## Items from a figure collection
* * * * * * * * *

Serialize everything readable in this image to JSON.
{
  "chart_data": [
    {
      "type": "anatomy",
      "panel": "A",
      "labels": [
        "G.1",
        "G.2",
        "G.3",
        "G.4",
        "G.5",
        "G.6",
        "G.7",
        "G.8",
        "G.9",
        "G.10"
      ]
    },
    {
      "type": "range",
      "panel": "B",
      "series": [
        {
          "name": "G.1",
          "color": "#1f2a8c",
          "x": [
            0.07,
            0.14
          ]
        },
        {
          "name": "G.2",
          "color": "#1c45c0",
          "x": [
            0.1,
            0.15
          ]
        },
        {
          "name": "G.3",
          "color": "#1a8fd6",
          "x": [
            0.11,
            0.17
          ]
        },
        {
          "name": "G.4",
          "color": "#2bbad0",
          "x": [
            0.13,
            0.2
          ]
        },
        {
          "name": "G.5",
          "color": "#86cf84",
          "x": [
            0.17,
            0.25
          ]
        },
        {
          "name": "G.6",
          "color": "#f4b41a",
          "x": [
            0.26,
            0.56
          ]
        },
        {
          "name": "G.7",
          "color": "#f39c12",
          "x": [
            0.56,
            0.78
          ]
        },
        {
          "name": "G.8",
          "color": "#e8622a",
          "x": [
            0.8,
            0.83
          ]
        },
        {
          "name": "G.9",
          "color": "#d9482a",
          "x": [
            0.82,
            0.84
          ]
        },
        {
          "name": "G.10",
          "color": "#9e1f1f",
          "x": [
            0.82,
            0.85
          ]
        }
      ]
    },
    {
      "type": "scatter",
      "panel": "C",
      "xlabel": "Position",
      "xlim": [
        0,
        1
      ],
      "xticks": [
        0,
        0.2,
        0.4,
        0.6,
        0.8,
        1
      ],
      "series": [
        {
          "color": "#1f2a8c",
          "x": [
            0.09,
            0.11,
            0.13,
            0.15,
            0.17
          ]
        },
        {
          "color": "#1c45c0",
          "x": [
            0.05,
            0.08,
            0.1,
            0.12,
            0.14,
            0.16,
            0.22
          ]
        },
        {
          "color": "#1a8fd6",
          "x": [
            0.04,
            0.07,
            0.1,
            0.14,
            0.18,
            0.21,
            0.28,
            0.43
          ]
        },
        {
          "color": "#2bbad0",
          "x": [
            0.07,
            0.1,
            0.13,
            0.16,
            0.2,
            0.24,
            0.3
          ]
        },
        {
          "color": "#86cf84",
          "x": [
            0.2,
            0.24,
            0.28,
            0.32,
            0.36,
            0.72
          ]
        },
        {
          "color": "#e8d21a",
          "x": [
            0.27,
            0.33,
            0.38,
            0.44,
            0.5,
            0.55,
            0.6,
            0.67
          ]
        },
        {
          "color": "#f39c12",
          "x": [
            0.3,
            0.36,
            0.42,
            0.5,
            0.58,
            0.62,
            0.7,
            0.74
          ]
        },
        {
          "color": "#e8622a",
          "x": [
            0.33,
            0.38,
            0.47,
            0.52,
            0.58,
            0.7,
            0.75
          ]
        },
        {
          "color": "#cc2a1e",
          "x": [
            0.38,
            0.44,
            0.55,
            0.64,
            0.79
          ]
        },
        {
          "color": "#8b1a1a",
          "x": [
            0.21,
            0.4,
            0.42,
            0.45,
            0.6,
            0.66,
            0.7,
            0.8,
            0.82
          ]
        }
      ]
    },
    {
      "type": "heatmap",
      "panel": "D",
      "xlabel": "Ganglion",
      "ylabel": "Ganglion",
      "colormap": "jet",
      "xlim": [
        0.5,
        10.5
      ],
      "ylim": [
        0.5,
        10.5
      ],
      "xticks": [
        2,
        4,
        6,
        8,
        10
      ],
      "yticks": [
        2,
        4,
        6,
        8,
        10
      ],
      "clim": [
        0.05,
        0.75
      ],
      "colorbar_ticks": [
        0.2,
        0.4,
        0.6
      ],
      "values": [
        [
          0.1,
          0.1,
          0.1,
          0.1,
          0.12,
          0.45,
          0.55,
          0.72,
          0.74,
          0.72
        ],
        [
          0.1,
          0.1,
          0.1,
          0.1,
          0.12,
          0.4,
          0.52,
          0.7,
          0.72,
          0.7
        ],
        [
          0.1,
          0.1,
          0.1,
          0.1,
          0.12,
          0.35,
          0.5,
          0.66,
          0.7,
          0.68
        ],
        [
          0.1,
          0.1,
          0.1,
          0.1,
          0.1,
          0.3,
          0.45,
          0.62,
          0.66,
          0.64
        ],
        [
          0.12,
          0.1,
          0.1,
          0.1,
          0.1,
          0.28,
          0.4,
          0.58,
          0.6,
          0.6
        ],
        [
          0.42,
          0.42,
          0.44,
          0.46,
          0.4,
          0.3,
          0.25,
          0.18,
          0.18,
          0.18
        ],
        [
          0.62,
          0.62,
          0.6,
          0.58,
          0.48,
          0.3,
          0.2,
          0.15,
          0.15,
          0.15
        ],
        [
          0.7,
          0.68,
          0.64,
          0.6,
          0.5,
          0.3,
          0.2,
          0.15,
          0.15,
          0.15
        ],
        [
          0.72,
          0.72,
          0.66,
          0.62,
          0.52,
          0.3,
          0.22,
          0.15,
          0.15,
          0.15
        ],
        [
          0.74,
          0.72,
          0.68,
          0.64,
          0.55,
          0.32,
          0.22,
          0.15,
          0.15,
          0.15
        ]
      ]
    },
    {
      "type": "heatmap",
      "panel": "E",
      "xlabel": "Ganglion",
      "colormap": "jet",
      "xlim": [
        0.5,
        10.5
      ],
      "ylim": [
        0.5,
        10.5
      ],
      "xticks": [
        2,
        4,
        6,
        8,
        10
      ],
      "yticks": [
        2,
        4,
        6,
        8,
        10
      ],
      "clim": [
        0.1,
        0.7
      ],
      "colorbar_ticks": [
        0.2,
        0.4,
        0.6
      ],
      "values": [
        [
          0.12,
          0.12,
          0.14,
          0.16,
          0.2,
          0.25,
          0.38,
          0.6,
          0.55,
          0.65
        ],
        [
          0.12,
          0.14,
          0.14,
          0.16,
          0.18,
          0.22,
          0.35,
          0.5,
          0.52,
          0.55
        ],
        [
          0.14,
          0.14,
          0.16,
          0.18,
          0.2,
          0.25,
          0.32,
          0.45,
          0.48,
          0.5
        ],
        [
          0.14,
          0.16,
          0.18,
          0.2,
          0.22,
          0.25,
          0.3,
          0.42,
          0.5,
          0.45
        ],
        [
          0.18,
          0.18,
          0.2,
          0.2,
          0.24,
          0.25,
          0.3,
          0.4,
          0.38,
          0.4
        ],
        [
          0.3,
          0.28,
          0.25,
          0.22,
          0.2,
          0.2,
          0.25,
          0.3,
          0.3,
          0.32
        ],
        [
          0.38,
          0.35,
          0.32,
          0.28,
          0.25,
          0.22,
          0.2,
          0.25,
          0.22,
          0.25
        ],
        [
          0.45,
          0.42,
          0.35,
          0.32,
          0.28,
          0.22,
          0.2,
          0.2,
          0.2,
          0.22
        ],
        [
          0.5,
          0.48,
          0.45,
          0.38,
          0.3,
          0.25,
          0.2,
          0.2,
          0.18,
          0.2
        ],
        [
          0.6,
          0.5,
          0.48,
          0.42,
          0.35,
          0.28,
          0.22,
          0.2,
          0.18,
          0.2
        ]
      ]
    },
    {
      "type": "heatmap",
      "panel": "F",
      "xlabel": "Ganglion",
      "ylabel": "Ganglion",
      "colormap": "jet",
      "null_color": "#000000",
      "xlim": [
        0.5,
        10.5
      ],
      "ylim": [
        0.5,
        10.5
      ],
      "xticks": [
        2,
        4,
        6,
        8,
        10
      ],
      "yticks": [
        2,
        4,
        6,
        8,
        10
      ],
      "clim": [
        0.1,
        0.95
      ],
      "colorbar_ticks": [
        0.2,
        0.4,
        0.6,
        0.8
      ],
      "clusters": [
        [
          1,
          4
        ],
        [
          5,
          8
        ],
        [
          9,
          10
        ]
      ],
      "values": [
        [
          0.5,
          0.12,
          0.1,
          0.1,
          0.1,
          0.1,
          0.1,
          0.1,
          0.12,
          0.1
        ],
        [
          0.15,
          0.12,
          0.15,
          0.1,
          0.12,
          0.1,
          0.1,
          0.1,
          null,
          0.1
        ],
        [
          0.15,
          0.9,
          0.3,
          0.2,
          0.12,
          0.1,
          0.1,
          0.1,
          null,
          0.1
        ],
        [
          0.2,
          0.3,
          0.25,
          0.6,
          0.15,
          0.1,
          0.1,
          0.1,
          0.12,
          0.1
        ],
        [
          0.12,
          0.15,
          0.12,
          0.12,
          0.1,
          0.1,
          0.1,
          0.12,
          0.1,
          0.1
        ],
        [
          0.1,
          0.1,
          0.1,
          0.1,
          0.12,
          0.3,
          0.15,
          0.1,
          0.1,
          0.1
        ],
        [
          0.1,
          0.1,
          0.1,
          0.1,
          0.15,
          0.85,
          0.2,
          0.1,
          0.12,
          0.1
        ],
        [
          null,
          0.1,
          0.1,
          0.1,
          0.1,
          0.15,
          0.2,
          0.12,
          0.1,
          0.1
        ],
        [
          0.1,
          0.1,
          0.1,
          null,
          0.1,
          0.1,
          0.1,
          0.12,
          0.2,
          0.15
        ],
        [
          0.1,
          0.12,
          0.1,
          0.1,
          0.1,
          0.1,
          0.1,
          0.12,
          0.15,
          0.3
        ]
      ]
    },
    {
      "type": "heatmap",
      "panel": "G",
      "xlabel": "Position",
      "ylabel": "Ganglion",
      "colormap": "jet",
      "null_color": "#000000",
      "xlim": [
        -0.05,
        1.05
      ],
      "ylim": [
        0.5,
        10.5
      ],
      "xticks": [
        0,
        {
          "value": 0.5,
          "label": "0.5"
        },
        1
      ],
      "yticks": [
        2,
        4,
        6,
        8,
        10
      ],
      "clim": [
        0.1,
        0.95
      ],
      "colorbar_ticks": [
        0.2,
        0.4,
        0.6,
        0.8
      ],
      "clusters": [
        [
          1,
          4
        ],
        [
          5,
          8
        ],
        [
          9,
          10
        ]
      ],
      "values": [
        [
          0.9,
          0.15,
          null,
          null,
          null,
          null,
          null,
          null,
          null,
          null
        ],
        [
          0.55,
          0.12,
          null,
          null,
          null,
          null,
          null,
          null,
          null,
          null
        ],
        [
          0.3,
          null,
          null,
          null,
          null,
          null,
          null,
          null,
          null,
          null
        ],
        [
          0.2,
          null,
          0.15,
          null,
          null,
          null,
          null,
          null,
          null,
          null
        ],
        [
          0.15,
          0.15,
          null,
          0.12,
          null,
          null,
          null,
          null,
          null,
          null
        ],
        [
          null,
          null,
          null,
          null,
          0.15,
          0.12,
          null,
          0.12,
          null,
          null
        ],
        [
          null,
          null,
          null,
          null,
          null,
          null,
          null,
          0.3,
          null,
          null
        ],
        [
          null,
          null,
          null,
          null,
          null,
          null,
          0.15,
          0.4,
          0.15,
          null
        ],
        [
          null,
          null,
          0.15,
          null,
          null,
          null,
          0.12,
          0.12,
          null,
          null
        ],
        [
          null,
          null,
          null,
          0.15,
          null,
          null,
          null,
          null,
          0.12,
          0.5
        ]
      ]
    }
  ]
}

* * * * * * * * *

## Problem statement
Determine the number of lines in the records that include the string "panel", and respond with that number only.

## Solved exercise
7